## [Exercise details]
Determine how many lines carry the word "image". Output that number only.

_ _ _

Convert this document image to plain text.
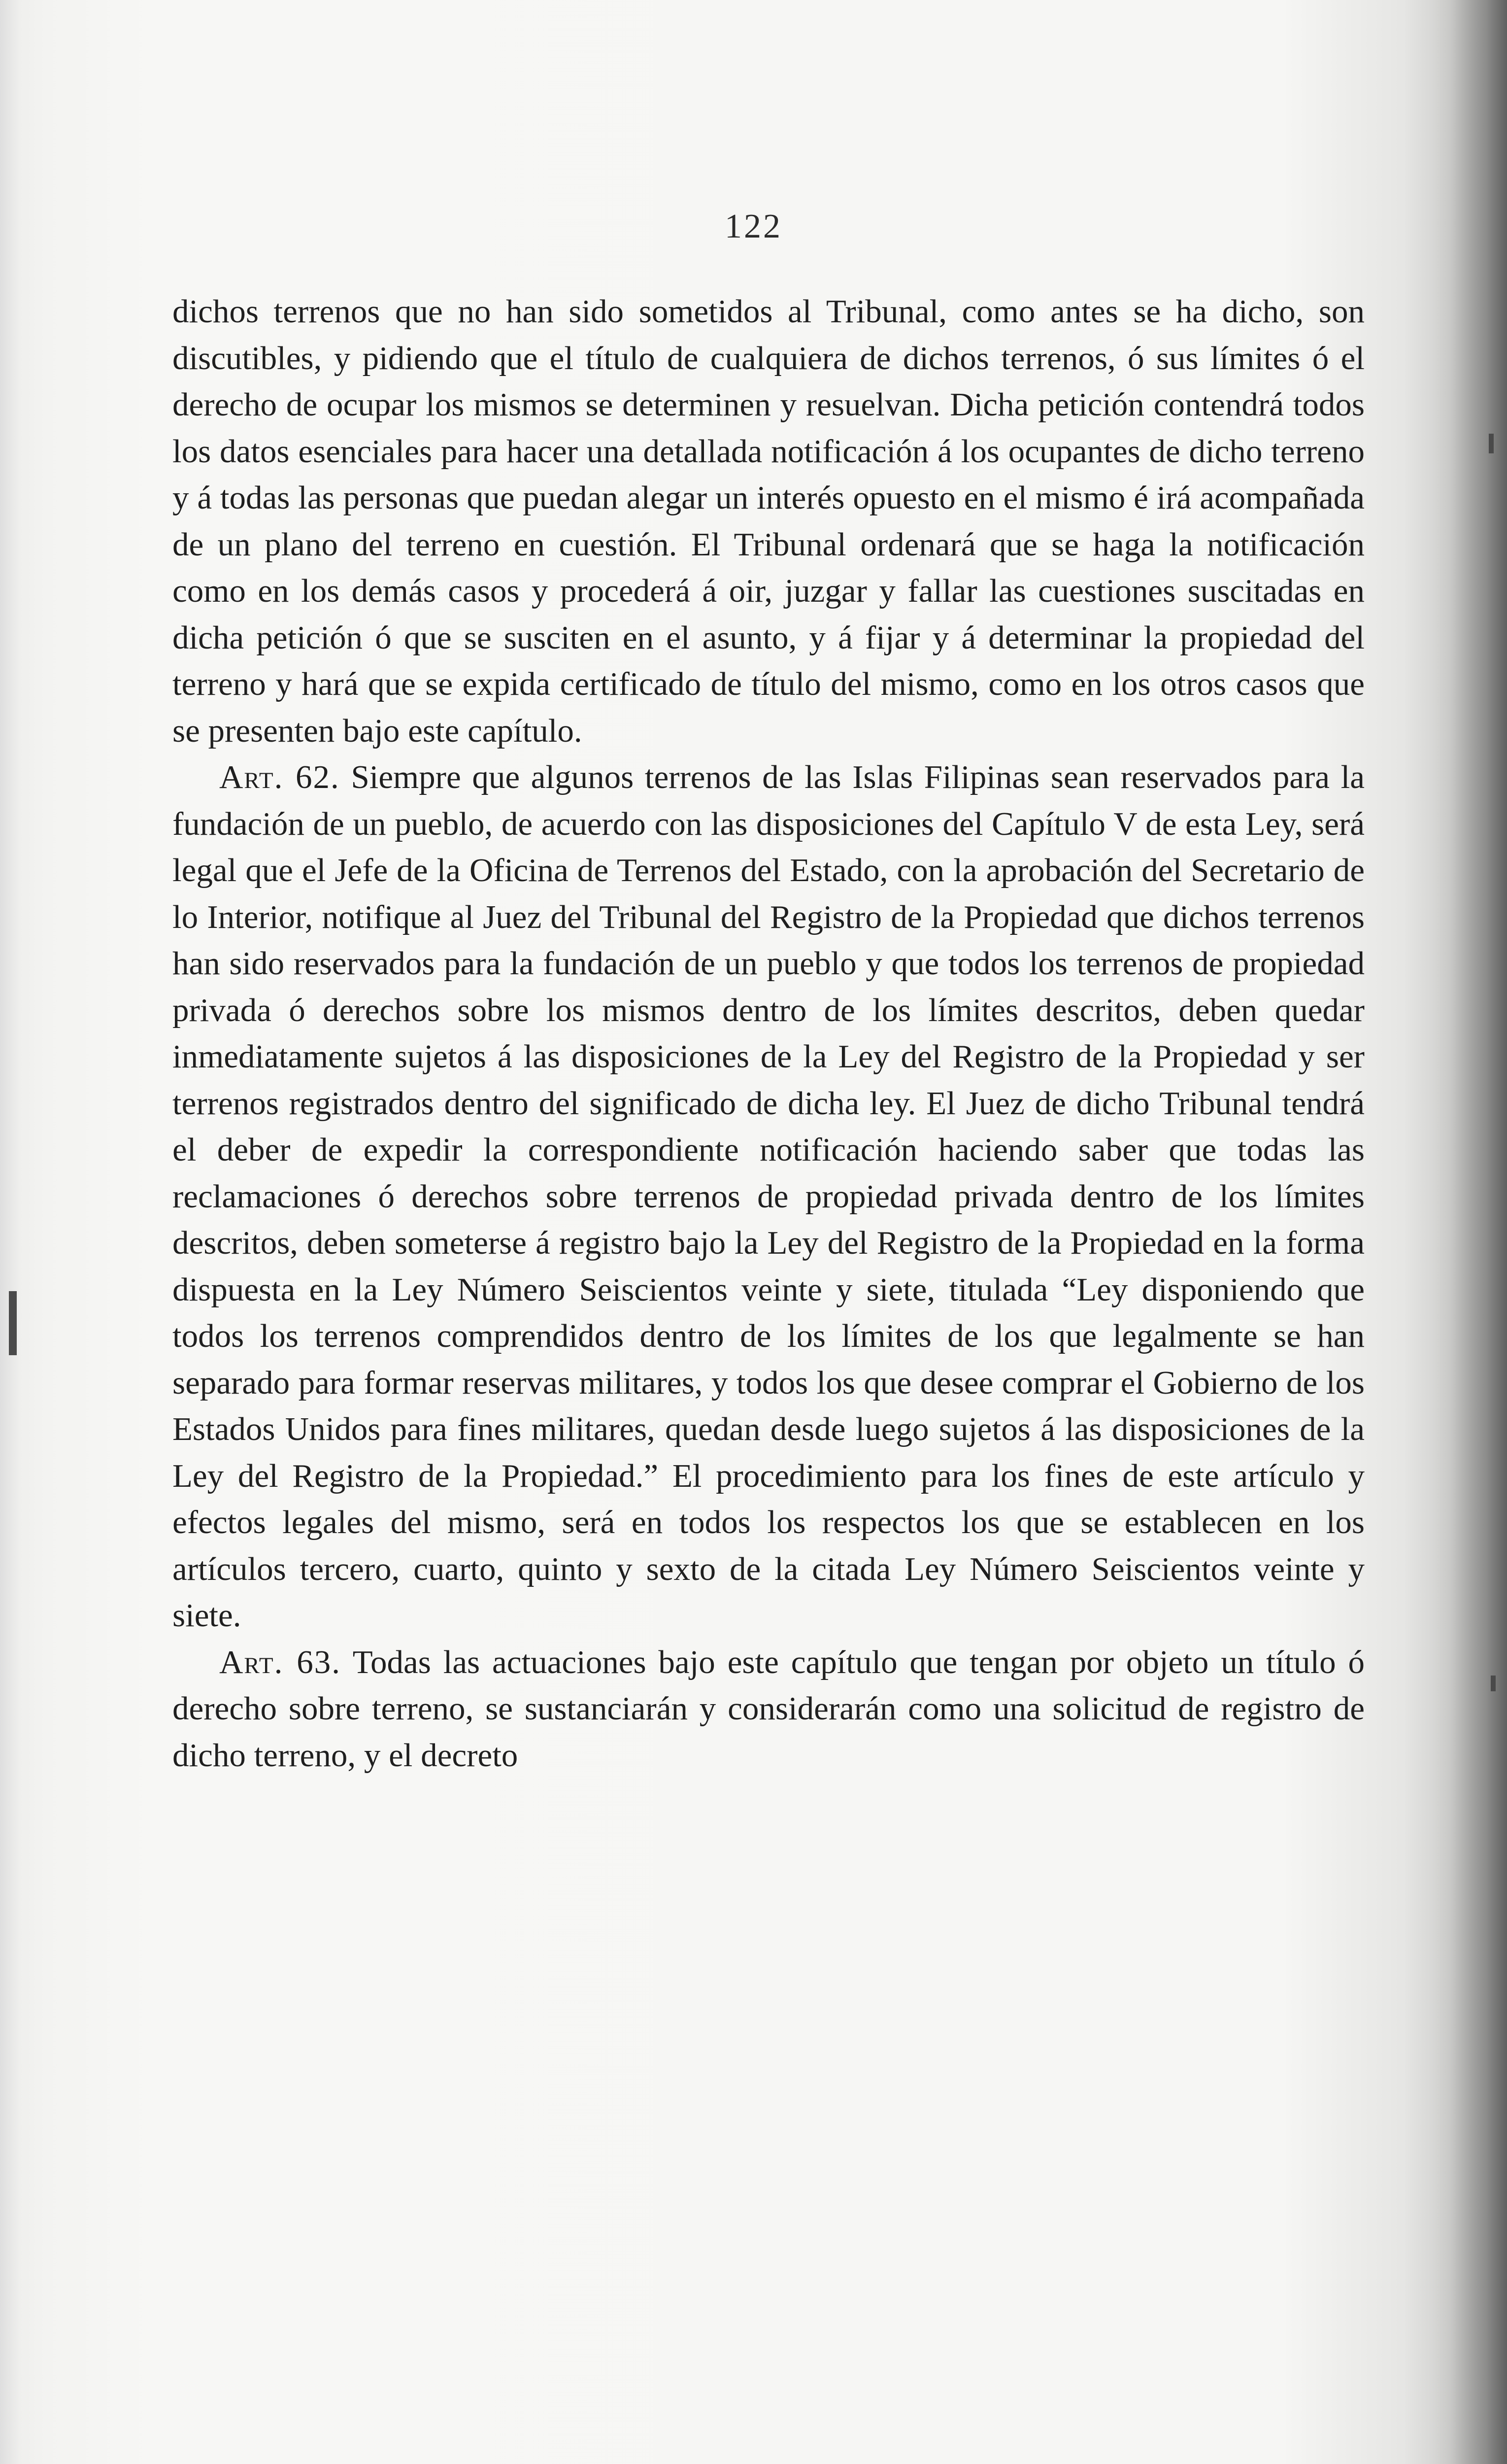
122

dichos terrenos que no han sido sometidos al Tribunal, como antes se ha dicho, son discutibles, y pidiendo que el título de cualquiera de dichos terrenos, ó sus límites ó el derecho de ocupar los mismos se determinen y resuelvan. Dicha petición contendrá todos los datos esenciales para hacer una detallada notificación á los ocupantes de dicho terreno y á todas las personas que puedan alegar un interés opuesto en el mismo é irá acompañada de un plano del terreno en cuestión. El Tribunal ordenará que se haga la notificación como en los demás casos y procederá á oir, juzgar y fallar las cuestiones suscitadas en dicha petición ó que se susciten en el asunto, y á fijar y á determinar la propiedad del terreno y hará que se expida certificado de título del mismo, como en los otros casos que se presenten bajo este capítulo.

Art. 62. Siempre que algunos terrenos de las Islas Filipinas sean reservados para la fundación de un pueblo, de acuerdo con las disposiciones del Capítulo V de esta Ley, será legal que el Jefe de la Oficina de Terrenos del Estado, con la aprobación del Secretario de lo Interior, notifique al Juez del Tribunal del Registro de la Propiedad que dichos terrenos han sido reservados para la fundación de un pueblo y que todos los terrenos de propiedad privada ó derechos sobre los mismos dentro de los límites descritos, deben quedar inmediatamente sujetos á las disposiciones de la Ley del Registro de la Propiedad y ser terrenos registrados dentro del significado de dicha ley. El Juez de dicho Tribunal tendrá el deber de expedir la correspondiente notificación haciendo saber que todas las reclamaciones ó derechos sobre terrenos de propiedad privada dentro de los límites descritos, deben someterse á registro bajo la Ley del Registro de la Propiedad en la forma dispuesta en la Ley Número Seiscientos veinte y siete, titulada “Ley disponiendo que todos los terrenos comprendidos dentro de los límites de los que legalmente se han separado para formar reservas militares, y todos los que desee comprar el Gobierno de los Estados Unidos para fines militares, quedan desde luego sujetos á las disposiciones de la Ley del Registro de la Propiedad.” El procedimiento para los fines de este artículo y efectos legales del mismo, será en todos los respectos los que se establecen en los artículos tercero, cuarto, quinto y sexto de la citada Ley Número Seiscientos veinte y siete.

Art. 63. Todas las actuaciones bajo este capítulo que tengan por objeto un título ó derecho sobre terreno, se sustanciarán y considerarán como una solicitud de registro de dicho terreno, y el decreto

_ _ _

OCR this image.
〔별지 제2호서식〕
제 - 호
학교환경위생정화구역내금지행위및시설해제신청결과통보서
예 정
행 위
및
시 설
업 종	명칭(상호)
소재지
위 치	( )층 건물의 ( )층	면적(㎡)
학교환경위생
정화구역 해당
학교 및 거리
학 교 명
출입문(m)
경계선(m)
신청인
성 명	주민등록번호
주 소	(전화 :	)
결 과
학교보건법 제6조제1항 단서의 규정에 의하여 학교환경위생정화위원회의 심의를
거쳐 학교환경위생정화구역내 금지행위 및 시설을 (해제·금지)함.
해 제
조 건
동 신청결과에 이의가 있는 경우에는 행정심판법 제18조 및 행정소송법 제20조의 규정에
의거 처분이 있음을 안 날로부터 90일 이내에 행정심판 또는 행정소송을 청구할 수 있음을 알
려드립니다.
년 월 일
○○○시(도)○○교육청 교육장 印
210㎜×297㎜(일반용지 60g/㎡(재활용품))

_ _ _

## [Complete answer]
2